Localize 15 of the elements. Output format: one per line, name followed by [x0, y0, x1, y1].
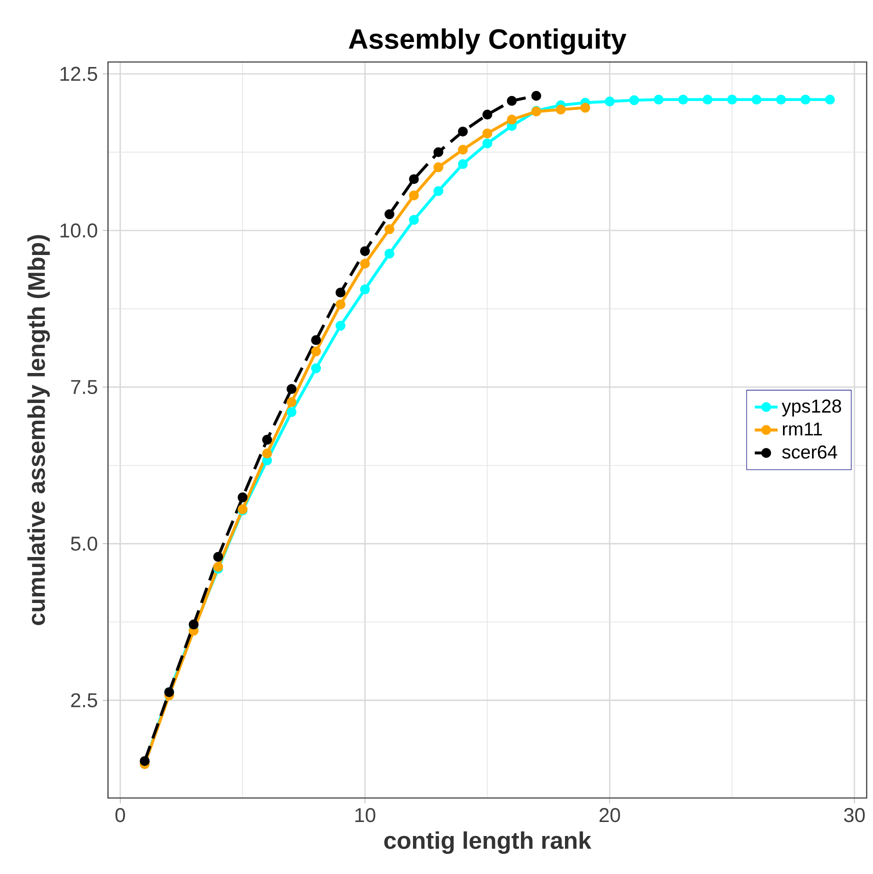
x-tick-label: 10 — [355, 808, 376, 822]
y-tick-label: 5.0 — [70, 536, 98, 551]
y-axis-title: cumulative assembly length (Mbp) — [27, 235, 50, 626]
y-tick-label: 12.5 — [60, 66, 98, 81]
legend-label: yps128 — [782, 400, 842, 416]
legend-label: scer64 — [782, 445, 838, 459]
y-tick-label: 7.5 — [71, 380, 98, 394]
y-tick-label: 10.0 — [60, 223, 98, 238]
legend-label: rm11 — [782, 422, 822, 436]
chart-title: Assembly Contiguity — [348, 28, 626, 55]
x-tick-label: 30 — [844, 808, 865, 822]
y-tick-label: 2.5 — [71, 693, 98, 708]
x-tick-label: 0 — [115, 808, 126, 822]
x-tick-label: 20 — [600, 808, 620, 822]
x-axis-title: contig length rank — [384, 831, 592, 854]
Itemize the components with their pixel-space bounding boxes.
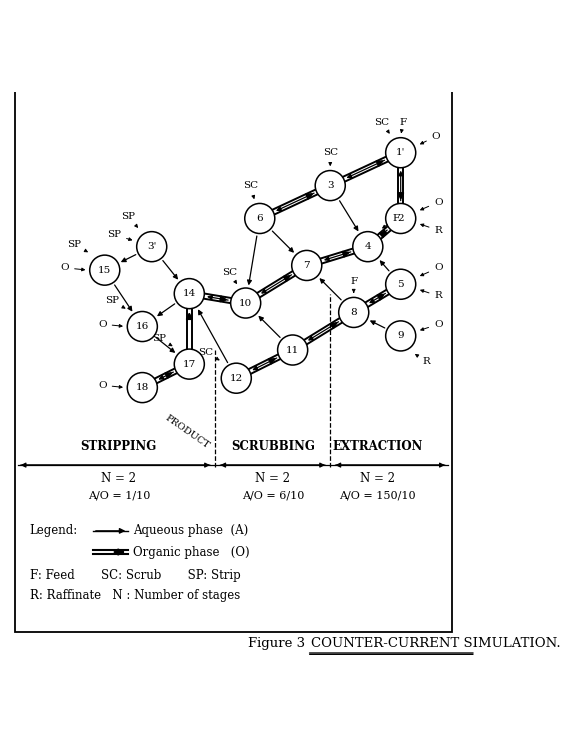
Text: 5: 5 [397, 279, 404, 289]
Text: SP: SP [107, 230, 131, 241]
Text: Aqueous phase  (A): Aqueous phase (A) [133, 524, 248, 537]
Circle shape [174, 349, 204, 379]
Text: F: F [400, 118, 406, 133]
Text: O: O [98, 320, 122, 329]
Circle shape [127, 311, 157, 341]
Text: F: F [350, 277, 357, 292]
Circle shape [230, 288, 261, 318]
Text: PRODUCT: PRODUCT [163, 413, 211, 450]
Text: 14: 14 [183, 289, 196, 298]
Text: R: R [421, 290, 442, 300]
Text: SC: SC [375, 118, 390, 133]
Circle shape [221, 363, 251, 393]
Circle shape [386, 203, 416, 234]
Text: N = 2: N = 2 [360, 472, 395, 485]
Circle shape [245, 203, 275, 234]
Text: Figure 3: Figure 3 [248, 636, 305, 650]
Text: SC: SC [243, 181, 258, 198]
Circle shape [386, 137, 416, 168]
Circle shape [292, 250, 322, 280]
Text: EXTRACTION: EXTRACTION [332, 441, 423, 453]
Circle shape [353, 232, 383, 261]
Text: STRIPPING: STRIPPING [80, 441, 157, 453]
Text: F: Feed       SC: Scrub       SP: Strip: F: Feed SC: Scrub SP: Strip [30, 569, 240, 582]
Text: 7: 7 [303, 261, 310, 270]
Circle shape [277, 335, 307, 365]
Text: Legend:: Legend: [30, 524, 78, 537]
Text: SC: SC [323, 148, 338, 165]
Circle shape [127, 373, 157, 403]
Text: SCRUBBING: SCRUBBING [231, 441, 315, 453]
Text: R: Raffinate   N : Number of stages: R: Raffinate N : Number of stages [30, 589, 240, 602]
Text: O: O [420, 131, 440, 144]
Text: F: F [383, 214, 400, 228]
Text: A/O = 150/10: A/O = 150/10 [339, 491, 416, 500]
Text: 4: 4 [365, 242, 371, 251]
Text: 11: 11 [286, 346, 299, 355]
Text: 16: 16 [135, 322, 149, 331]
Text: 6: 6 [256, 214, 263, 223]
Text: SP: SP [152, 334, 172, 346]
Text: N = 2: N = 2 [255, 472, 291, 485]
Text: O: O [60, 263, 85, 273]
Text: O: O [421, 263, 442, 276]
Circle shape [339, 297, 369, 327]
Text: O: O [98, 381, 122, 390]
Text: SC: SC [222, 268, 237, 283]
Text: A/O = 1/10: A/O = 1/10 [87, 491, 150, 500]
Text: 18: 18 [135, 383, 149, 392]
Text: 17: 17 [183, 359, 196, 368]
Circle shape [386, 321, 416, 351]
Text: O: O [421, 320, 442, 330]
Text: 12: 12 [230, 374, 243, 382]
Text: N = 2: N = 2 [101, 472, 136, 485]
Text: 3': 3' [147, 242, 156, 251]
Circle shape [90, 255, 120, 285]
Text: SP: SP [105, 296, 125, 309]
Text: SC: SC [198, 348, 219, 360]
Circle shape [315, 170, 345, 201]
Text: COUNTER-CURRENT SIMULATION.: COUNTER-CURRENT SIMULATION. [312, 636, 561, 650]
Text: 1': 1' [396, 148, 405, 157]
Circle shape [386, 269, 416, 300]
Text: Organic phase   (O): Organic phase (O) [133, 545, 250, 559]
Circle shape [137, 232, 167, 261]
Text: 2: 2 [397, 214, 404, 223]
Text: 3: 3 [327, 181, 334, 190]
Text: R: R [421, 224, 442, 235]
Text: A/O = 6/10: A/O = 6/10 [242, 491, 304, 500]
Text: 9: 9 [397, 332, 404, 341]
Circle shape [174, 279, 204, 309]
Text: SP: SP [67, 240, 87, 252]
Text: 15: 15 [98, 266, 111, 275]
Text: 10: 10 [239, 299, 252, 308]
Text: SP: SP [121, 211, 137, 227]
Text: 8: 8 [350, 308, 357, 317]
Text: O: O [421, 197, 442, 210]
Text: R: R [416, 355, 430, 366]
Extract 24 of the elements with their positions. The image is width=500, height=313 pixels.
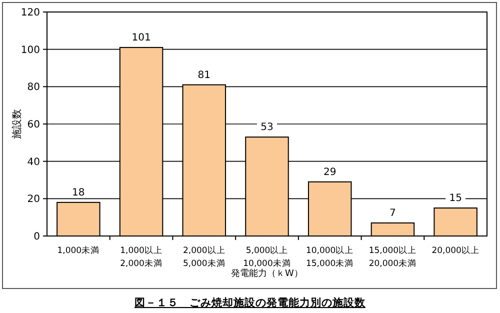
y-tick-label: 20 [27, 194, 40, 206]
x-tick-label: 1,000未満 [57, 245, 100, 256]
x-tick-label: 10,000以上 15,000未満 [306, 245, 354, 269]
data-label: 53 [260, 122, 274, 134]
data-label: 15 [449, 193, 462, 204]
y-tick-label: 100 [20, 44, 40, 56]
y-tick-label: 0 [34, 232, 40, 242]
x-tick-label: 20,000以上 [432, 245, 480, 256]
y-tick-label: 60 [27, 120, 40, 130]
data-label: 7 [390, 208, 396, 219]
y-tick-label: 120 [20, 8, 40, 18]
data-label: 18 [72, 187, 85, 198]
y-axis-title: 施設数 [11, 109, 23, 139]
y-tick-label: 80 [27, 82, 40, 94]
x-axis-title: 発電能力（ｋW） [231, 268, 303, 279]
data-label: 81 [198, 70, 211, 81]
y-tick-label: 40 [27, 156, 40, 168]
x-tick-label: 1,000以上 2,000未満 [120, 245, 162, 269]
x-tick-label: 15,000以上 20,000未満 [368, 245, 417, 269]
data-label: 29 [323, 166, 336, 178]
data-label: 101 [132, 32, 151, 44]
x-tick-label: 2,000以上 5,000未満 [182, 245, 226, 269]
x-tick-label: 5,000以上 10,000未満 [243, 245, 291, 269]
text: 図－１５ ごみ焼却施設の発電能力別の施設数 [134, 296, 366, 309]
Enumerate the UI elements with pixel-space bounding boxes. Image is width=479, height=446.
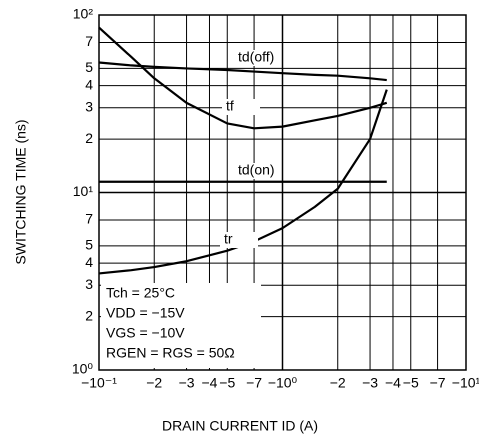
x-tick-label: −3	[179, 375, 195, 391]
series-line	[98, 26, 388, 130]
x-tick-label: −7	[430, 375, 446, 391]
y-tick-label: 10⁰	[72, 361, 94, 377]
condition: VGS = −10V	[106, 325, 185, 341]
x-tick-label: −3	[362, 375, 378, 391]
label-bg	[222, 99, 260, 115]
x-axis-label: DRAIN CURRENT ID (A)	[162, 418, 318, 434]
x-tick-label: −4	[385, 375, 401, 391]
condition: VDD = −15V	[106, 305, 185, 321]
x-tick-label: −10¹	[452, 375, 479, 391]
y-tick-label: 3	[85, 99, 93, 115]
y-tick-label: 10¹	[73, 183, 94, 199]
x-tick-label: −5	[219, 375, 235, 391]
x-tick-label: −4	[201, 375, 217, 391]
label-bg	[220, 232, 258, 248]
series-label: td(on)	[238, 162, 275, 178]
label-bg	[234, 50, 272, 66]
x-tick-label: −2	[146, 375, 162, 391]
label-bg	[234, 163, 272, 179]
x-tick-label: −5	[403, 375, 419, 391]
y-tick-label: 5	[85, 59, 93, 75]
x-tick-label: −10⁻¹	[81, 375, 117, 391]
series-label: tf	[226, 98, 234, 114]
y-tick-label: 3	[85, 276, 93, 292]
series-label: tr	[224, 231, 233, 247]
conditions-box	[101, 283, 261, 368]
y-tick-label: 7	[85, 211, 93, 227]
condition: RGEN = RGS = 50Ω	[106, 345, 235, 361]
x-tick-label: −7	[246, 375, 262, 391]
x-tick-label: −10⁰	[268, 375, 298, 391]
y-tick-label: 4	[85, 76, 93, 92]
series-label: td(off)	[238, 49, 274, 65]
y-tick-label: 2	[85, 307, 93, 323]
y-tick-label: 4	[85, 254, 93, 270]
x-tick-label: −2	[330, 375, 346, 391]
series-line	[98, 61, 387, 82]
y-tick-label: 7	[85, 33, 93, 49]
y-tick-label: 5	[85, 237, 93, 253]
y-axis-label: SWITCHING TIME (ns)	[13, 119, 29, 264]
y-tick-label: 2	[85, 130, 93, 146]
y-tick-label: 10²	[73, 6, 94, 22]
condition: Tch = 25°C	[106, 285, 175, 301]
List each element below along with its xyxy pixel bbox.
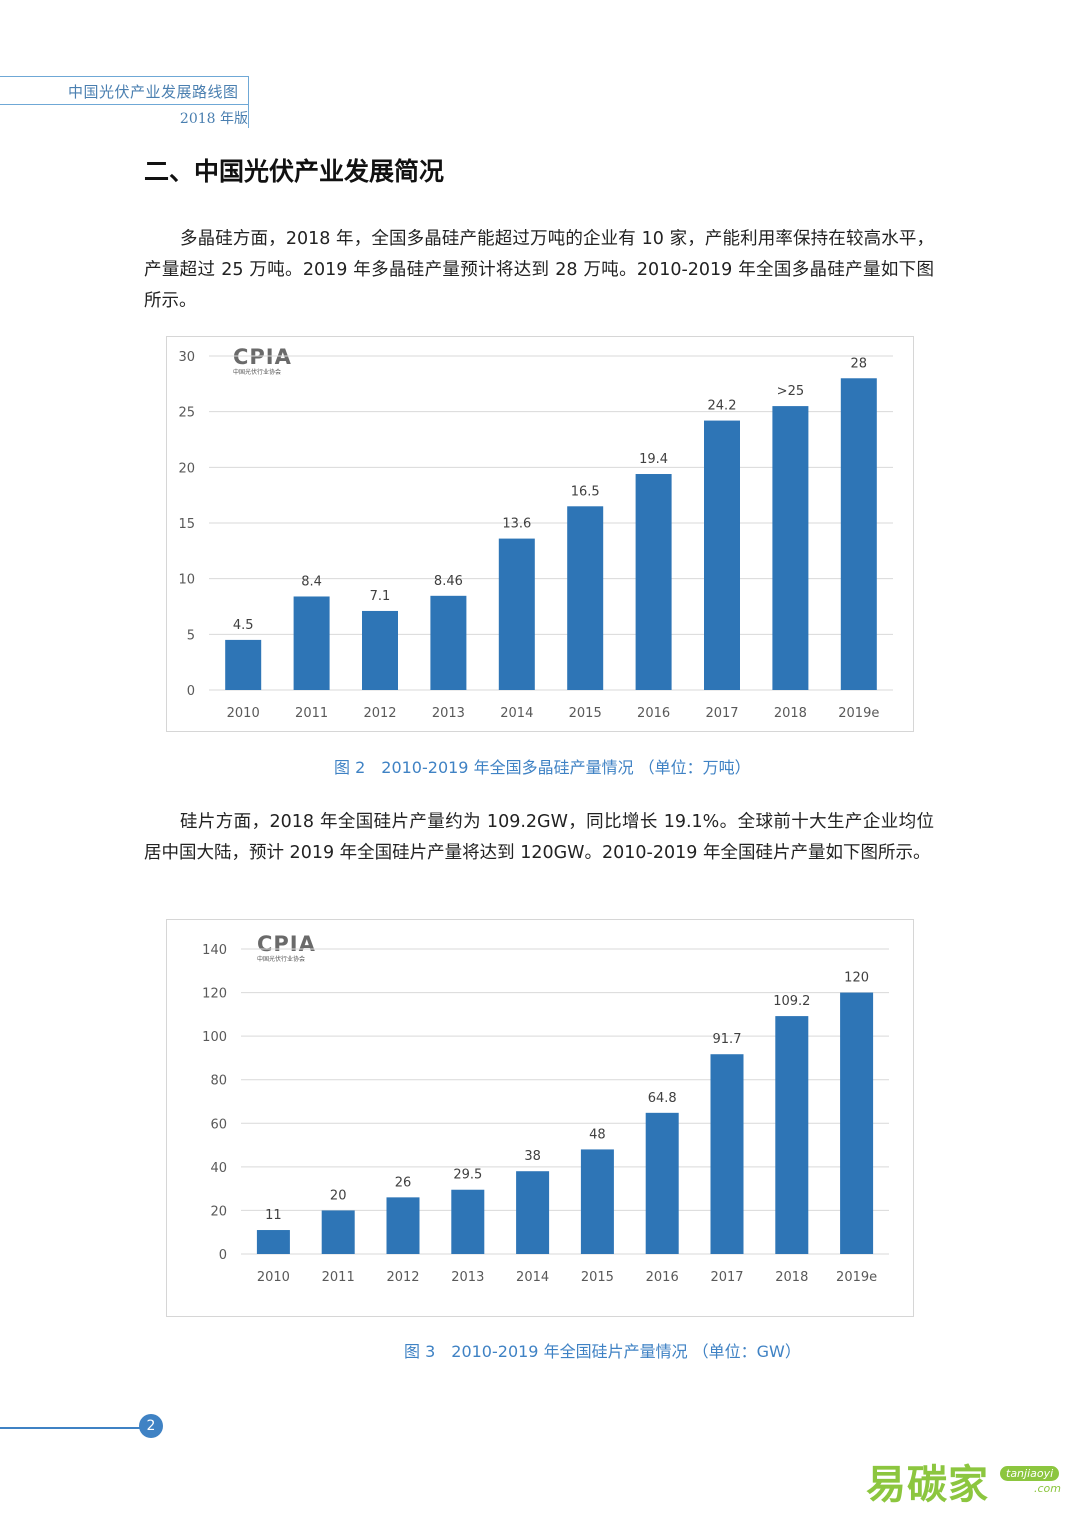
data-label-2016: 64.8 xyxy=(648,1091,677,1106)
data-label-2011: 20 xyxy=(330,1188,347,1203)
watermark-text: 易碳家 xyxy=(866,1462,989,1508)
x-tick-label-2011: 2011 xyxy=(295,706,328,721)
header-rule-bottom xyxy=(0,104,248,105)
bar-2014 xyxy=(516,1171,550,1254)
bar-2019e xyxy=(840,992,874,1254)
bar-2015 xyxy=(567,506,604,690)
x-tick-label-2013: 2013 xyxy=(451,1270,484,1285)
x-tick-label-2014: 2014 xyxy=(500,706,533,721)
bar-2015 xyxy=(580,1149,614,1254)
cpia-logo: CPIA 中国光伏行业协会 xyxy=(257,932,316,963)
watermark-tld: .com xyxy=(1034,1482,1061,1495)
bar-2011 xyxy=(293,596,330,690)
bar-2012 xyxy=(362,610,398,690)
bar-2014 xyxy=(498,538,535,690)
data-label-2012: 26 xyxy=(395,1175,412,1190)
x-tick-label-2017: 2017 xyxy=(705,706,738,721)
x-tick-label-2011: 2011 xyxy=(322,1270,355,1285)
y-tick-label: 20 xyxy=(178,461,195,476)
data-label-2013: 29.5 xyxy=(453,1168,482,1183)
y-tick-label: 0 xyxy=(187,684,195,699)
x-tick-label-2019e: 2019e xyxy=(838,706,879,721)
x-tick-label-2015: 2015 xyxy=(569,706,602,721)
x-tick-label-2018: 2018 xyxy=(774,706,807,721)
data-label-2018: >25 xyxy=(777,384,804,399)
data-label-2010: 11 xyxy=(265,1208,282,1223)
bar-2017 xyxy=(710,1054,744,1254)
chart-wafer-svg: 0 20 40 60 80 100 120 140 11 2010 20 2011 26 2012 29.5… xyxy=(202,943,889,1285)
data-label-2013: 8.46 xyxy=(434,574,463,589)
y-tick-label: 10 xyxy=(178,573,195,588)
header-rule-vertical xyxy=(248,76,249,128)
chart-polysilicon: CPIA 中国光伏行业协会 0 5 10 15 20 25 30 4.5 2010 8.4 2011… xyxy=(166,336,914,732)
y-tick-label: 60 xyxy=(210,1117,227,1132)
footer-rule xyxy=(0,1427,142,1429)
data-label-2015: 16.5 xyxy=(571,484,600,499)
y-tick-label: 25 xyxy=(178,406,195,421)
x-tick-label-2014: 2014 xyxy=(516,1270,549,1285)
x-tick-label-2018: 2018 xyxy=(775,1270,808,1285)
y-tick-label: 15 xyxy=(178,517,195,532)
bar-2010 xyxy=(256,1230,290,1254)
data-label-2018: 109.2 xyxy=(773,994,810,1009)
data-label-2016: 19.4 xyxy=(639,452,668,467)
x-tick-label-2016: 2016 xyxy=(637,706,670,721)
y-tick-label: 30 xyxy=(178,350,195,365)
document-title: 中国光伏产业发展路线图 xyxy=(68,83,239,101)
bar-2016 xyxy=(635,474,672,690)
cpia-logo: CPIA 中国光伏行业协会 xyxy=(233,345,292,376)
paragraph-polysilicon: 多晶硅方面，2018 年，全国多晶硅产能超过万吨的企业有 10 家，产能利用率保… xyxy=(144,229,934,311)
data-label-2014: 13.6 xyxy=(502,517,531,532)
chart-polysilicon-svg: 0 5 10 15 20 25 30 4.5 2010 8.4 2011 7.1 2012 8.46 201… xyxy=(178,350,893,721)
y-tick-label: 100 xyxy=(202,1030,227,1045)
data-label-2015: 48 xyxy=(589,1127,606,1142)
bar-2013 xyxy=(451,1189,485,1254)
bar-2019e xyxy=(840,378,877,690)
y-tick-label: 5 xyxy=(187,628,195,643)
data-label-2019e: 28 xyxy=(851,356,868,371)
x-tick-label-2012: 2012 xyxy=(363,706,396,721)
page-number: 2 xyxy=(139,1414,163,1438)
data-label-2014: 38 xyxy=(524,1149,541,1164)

..........

Pick out and copy every line above that contains the string "boxes". Case counts.

■ Task response
Itemize the components with their pixel-space bounding boxes.
Enumerate the UI elements with pixel-space bounding boxes. Image is width=479, height=446.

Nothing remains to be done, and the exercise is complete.